(Short task)
What number of lines hold the word "image"? State that number and nothing besides.

(Records contained in a dataset)
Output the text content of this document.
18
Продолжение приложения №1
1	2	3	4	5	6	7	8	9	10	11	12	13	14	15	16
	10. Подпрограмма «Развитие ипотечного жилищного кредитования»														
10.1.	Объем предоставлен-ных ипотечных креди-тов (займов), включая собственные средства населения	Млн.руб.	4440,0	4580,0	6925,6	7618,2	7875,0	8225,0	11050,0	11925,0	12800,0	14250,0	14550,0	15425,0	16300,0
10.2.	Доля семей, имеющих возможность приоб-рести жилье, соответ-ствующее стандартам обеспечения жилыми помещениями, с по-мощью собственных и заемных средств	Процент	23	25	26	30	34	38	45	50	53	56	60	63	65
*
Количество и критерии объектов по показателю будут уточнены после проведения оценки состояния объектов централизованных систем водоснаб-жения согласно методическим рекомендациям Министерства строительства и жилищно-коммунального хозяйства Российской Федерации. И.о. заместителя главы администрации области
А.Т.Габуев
==
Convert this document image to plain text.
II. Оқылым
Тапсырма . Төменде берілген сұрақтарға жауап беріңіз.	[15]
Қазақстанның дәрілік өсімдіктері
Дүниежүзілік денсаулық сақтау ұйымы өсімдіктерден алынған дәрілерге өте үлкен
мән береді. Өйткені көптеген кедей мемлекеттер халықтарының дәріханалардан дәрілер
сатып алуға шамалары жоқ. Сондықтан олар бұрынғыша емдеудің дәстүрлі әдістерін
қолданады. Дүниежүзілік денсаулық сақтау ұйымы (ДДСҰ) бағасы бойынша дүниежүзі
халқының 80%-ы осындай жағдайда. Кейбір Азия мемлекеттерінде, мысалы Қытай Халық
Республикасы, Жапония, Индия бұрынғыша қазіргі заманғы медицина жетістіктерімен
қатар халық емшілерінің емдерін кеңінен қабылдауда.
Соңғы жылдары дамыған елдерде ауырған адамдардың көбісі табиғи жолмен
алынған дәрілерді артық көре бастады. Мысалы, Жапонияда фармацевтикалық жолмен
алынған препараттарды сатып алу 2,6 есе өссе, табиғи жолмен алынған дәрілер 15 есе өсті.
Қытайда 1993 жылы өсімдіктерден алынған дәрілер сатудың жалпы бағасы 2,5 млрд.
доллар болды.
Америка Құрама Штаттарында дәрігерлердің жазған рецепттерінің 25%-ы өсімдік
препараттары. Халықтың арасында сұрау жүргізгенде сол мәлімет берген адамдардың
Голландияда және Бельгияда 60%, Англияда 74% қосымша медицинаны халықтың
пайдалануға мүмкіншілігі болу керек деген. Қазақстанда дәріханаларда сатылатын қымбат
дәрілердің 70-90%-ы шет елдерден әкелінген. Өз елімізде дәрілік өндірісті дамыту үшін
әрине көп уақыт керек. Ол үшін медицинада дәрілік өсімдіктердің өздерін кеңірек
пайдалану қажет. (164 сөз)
--
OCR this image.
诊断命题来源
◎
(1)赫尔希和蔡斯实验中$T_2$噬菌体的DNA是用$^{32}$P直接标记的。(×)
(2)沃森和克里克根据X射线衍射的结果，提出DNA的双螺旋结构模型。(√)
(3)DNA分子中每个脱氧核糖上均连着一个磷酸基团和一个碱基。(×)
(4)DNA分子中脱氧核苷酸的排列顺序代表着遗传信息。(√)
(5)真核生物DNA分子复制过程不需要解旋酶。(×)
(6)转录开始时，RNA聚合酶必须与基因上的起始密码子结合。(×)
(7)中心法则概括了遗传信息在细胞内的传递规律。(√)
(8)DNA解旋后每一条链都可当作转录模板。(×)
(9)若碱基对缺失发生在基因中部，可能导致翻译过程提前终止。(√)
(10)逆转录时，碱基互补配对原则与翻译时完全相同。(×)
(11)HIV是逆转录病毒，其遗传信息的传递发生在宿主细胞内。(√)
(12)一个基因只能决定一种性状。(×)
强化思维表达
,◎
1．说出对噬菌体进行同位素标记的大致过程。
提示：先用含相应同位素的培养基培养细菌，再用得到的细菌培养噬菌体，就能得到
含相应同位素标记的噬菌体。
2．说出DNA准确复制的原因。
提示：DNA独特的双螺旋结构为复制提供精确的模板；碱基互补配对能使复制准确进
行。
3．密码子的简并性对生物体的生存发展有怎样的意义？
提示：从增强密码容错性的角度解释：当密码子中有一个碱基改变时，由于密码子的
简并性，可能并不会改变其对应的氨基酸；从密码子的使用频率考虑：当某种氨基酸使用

(Complete response)
2